Give the entries again, word for word.

▸ MATERIALS PROVIDED
----

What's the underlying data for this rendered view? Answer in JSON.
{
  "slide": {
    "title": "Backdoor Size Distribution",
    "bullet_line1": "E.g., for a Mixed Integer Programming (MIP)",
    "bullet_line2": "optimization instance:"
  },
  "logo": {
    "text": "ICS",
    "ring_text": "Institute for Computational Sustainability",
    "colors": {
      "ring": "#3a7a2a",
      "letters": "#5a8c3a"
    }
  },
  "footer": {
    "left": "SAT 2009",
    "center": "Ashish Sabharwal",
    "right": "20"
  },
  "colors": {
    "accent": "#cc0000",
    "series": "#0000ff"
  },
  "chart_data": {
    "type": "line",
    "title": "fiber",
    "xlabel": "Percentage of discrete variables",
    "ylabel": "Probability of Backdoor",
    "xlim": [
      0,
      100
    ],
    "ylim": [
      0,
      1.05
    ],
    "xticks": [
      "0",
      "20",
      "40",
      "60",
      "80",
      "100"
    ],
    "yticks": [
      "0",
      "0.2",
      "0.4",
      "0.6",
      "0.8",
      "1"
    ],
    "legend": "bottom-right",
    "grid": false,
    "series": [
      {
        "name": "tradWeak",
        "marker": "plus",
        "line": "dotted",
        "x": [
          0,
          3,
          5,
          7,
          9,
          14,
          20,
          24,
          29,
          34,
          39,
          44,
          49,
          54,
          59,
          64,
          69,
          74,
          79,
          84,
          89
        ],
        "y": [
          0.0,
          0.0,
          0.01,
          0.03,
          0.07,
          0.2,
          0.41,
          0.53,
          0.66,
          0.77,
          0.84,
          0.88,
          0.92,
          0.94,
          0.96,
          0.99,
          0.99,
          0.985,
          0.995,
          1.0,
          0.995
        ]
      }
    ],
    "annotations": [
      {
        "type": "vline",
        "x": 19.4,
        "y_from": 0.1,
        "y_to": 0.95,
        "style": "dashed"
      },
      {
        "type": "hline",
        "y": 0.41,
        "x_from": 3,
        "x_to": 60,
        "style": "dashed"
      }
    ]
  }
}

----

▸ TASK ANSWER
What's the underlying data for this rendered view? Answer in JSON.
{
  "slide": {
    "title": "Backdoor Size Distribution",
    "bullet_line1": "E.g., for a Mixed Integer Programming (MIP)",
    "bullet_line2": "optimization instance:"
  },
  "logo": {
    "text": "ICS",
    "ring_text": "Institute for Computational Sustainability",
    "colors": {
      "ring": "#3a7a2a",
      "letters": "#5a8c3a"
    }
  },
  "footer": {
    "left": "SAT 2009",
    "center": "Ashish Sabharwal",
    "right": "20"
  },
  "colors": {
    "accent": "#cc0000",
    "series": "#0000ff"
  },
  "chart_data": {
    "type": "line",
    "title": "fiber",
    "xlabel": "Percentage of discrete variables",
    "ylabel": "Probability of Backdoor",
    "xlim": [
      0,
      100
    ],
    "ylim": [
      0,
      1.05
    ],
    "xticks": [
      "0",
      "20",
      "40",
      "60",
      "80",
      "100"
    ],
    "yticks": [
      "0",
      "0.2",
      "0.4",
      "0.6",
      "0.8",
      "1"
    ],
    "legend": "bottom-right",
    "grid": false,
    "series": [
      {
        "name": "tradWeak",
        "marker": "plus",
        "line": "dotted",
        "x": [
          0,
          3,
          5,
          7,
          9,
          14,
          20,
          24,
          29,
          34,
          39,
          44,
          49,
          54,
          59,
          64,
          69,
          74,
          79,
          84,
          89
        ],
        "y": [
          0.0,
          0.0,
          0.01,
          0.03,
          0.07,
          0.2,
          0.41,
          0.53,
          0.66,
          0.77,
          0.84,
          0.88,
          0.92,
          0.94,
          0.96,
          0.99,
          0.99,
          0.985,
          0.995,
          1.0,
          0.995
        ]
      }
    ],
    "annotations": [
      {
        "type": "vline",
        "x": 19.4,
        "y_from": 0.1,
        "y_to": 0.95,
        "style": "dashed"
      },
      {
        "type": "hline",
        "y": 0.41,
        "x_from": 3,
        "x_to": 60,
        "style": "dashed"
      }
    ]
  }
}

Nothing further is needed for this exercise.